- Selection -
▼▼▼

While probably not applicable to the instant case, because not enacted until after the transfer involved herein, see section 4, chapter 47, Public Laws 1927, as amended by chapter 73, Public Laws 1929, wherein it is provided that the purchasing bank may institute suit against the stockholders of the selling bank to recover amounts due on their statutory liability at any time within three years from the date of the sale and transfer.
Prior to the enactment of chapter 113, Public Laws of North Carolina, 1927, now C. S., 218(c), subsection 13, the Corporation Commission had no power, by assessment, to enforce the statutory liability of stockholders of a banking corporation organized under the laws of this State. It had power only to take possession of such corporation, upon certain contingencies, and to apply to a court of competent jurisdiction for the appointment of a receiver of the corporation. The receiver appointed by the court, and subject to its jurisdiction, had power to enforce the statutory, liability of the stockholders by applying to the court to make assessments against them. Corp. Com. v. Murphey, 197 N. C., 42, 147 S. E., 667; Corp. Com. v. Bank, 193 N. C., 113, 136 S. E., 362; Corp. Com. v. Bank, 192 N. C., 366, 135 S. E., 48. After the assessments had been made by the court, an action by the receiver for judgment against the stockholders for the amounts due by them was not barred until the expiration of ten years from the date of the assessment. C. S., 240. See Litchfield v. Roper, 192 N. C., 202, 134 S. E., 651. In the instant ease no receiver has been appointed, and C. S., 240, is not applicable. It is applicable only to an action brought by the receiver of an insolvent *590banking corporation to recover judgment for tbe amount due by a stockholder on an assessment made against him by a court, under the procedure which obtained in this State prior to the enactment of chapter 113, Public Laws 1927.
Whether or not the Corporation Commission has the power, under C. S., 218(c) to take possession of a banking corporation organized under the laws of this State, which prior to the enactment of chapter 113, Public Laws of 1927, had with its consent and approval transferred all its assets and liabilities to another bank, and ceased to do business, as authorized by statute, and to proceed with the liquidation of such corporation, need not he decided in the instant case. In any event, this proceeding against the stockholders of the Bank of Beulaville cannot be maintained, for that the proceeding was not begun until more than three years had elapsed from the date of the transfer by the Bank of Beulaville to the Farmers Bank and Trust Company of all its assets and liabilities. There was no error in the judgment.

▲▲▲

- Data segment -
▼▼▼

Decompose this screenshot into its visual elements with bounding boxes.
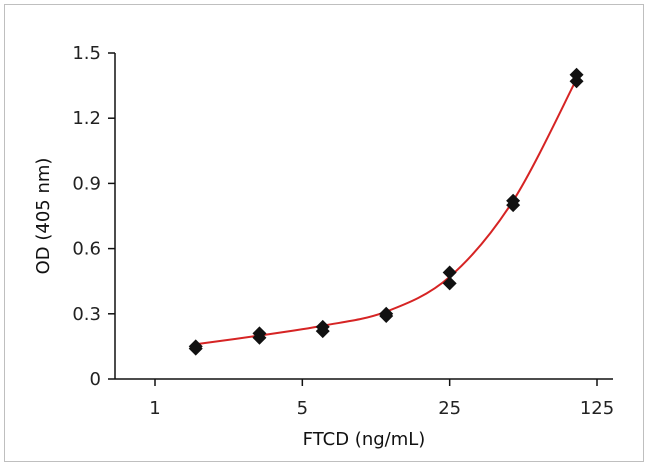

▲▲▲

Answer from the opinion:
1. Under chapter 47, Public Laws 1927, as amended by chapter 73, Public Laws 1929, within how many years from the sale and transfer may the purchasing bank sue the selling bank's stockholders?
2. Before chapter 113, Public Laws 1927, who could enforce the stockholders' statutory liability by applying to the court for assessments?
3. To which bank did the Bank of Beulaville transfer all its assets and liabilities?

- Response to the exercise -
1. Three years.
2. The receiver appointed by the court.
3. The Farmers Bank and Trust Company.